▼
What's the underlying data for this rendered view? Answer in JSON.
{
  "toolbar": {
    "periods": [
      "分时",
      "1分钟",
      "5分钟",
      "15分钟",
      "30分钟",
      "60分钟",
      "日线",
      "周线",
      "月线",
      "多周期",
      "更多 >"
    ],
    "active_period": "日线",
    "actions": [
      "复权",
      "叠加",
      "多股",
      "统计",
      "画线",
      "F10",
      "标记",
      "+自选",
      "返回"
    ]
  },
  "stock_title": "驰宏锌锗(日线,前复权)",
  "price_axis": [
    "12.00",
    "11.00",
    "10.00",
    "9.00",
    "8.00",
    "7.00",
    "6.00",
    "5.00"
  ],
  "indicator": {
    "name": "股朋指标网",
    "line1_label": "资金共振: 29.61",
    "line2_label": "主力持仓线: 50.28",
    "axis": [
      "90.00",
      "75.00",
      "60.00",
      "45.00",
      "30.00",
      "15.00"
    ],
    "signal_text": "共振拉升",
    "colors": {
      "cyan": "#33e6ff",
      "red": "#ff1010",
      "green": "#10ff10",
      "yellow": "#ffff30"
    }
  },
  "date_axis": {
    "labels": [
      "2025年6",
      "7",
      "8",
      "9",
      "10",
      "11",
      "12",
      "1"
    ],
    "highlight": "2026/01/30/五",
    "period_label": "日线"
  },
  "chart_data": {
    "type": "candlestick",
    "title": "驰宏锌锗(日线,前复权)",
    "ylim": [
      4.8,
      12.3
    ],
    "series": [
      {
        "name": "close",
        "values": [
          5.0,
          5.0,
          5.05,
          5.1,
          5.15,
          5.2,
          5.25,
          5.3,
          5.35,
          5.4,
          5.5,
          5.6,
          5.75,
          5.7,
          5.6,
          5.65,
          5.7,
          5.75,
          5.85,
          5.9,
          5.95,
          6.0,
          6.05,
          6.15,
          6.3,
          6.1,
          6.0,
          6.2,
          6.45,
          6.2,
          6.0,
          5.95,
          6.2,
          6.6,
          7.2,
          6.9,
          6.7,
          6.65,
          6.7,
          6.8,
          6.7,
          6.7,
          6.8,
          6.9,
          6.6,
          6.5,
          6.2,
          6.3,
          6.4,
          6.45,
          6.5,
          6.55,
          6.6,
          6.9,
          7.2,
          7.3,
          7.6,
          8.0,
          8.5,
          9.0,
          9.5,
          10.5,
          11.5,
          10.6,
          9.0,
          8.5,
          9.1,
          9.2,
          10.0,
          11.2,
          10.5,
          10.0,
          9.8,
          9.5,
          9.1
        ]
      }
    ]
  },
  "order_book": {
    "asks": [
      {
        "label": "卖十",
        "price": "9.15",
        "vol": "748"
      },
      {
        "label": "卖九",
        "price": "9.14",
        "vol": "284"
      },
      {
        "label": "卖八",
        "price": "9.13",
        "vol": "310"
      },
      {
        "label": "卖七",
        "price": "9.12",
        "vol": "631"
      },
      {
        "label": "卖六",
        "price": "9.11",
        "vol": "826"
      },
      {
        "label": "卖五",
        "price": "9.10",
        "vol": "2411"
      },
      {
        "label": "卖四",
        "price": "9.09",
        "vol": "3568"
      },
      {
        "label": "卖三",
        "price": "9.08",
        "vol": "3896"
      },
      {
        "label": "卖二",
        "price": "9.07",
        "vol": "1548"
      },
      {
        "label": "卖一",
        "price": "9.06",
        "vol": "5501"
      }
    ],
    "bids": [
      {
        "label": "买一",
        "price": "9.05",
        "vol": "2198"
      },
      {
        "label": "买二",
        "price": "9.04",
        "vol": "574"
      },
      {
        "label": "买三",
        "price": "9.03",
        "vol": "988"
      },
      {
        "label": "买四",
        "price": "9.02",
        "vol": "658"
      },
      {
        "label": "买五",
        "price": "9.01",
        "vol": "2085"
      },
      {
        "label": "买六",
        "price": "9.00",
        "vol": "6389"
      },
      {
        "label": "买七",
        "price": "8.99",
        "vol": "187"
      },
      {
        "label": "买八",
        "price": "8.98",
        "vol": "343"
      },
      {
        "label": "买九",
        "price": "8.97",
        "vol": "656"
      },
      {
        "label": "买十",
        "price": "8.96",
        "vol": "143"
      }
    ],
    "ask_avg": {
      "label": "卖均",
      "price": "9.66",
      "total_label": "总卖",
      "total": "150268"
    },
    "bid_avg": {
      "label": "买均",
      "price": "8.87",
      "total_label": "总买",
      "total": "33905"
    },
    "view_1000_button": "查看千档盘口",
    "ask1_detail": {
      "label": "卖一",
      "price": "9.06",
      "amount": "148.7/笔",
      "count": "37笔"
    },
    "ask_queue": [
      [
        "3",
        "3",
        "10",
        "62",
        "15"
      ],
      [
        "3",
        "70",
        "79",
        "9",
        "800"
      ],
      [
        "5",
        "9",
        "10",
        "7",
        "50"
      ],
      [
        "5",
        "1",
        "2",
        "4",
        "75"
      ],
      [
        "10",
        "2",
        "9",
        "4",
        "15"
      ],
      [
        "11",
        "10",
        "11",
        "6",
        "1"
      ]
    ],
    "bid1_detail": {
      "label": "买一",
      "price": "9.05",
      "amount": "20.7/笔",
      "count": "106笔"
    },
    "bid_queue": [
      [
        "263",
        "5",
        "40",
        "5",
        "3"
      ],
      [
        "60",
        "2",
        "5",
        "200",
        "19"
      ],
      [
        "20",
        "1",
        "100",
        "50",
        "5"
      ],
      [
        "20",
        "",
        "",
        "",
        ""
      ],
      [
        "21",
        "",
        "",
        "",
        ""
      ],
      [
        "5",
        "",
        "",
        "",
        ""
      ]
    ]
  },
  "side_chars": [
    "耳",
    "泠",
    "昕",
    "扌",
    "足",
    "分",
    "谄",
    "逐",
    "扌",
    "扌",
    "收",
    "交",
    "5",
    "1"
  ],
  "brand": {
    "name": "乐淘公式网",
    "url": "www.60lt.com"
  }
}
▲
● What is asked
The data above must be returned in full, exactly as written.

● Answer to the task
What's the underlying data for this rendered view? Answer in JSON.
{
  "toolbar": {
    "periods": [
      "分时",
      "1分钟",
      "5分钟",
      "15分钟",
      "30分钟",
      "60分钟",
      "日线",
      "周线",
      "月线",
      "多周期",
      "更多 >"
    ],
    "active_period": "日线",
    "actions": [
      "复权",
      "叠加",
      "多股",
      "统计",
      "画线",
      "F10",
      "标记",
      "+自选",
      "返回"
    ]
  },
  "stock_title": "驰宏锌锗(日线,前复权)",
  "price_axis": [
    "12.00",
    "11.00",
    "10.00",
    "9.00",
    "8.00",
    "7.00",
    "6.00",
    "5.00"
  ],
  "indicator": {
    "name": "股朋指标网",
    "line1_label": "资金共振: 29.61",
    "line2_label": "主力持仓线: 50.28",
    "axis": [
      "90.00",
      "75.00",
      "60.00",
      "45.00",
      "30.00",
      "15.00"
    ],
    "signal_text": "共振拉升",
    "colors": {
      "cyan": "#33e6ff",
      "red": "#ff1010",
      "green": "#10ff10",
      "yellow": "#ffff30"
    }
  },
  "date_axis": {
    "labels": [
      "2025年6",
      "7",
      "8",
      "9",
      "10",
      "11",
      "12",
      "1"
    ],
    "highlight": "2026/01/30/五",
    "period_label": "日线"
  },
  "chart_data": {
    "type": "candlestick",
    "title": "驰宏锌锗(日线,前复权)",
    "ylim": [
      4.8,
      12.3
    ],
    "series": [
      {
        "name": "close",
        "values": [
          5.0,
          5.0,
          5.05,
          5.1,
          5.15,
          5.2,
          5.25,
          5.3,
          5.35,
          5.4,
          5.5,
          5.6,
          5.75,
          5.7,
          5.6,
          5.65,
          5.7,
          5.75,
          5.85,
          5.9,
          5.95,
          6.0,
          6.05,
          6.15,
          6.3,
          6.1,
          6.0,
          6.2,
          6.45,
          6.2,
          6.0,
          5.95,
          6.2,
          6.6,
          7.2,
          6.9,
          6.7,
          6.65,
          6.7,
          6.8,
          6.7,
          6.7,
          6.8,
          6.9,
          6.6,
          6.5,
          6.2,
          6.3,
          6.4,
          6.45,
          6.5,
          6.55,
          6.6,
          6.9,
          7.2,
          7.3,
          7.6,
          8.0,
          8.5,
          9.0,
          9.5,
          10.5,
          11.5,
          10.6,
          9.0,
          8.5,
          9.1,
          9.2,
          10.0,
          11.2,
          10.5,
          10.0,
          9.8,
          9.5,
          9.1
        ]
      }
    ]
  },
  "order_book": {
    "asks": [
      {
        "label": "卖十",
        "price": "9.15",
        "vol": "748"
      },
      {
        "label": "卖九",
        "price": "9.14",
        "vol": "284"
      },
      {
        "label": "卖八",
        "price": "9.13",
        "vol": "310"
      },
      {
        "label": "卖七",
        "price": "9.12",
        "vol": "631"
      },
      {
        "label": "卖六",
        "price": "9.11",
        "vol": "826"
      },
      {
        "label": "卖五",
        "price": "9.10",
        "vol": "2411"
      },
      {
        "label": "卖四",
        "price": "9.09",
        "vol": "3568"
      },
      {
        "label": "卖三",
        "price": "9.08",
        "vol": "3896"
      },
      {
        "label": "卖二",
        "price": "9.07",
        "vol": "1548"
      },
      {
        "label": "卖一",
        "price": "9.06",
        "vol": "5501"
      }
    ],
    "bids": [
      {
        "label": "买一",
        "price": "9.05",
        "vol": "2198"
      },
      {
        "label": "买二",
        "price": "9.04",
        "vol": "574"
      },
      {
        "label": "买三",
        "price": "9.03",
        "vol": "988"
      },
      {
        "label": "买四",
        "price": "9.02",
        "vol": "658"
      },
      {
        "label": "买五",
        "price": "9.01",
        "vol": "2085"
      },
      {
        "label": "买六",
        "price": "9.00",
        "vol": "6389"
      },
      {
        "label": "买七",
        "price": "8.99",
        "vol": "187"
      },
      {
        "label": "买八",
        "price": "8.98",
        "vol": "343"
      },
      {
        "label": "买九",
        "price": "8.97",
        "vol": "656"
      },
      {
        "label": "买十",
        "price": "8.96",
        "vol": "143"
      }
    ],
    "ask_avg": {
      "label": "卖均",
      "price": "9.66",
      "total_label": "总卖",
      "total": "150268"
    },
    "bid_avg": {
      "label": "买均",
      "price": "8.87",
      "total_label": "总买",
      "total": "33905"
    },
    "view_1000_button": "查看千档盘口",
    "ask1_detail": {
      "label": "卖一",
      "price": "9.06",
      "amount": "148.7/笔",
      "count": "37笔"
    },
    "ask_queue": [
      [
        "3",
        "3",
        "10",
        "62",
        "15"
      ],
      [
        "3",
        "70",
        "79",
        "9",
        "800"
      ],
      [
        "5",
        "9",
        "10",
        "7",
        "50"
      ],
      [
        "5",
        "1",
        "2",
        "4",
        "75"
      ],
      [
        "10",
        "2",
        "9",
        "4",
        "15"
      ],
      [
        "11",
        "10",
        "11",
        "6",
        "1"
      ]
    ],
    "bid1_detail": {
      "label": "买一",
      "price": "9.05",
      "amount": "20.7/笔",
      "count": "106笔"
    },
    "bid_queue": [
      [
        "263",
        "5",
        "40",
        "5",
        "3"
      ],
      [
        "60",
        "2",
        "5",
        "200",
        "19"
      ],
      [
        "20",
        "1",
        "100",
        "50",
        "5"
      ],
      [
        "20",
        "",
        "",
        "",
        ""
      ],
      [
        "21",
        "",
        "",
        "",
        ""
      ],
      [
        "5",
        "",
        "",
        "",
        ""
      ]
    ]
  },
  "side_chars": [
    "耳",
    "泠",
    "昕",
    "扌",
    "足",
    "分",
    "谄",
    "逐",
    "扌",
    "扌",
    "收",
    "交",
    "5",
    "1"
  ],
  "brand": {
    "name": "乐淘公式网",
    "url": "www.60lt.com"
  }
}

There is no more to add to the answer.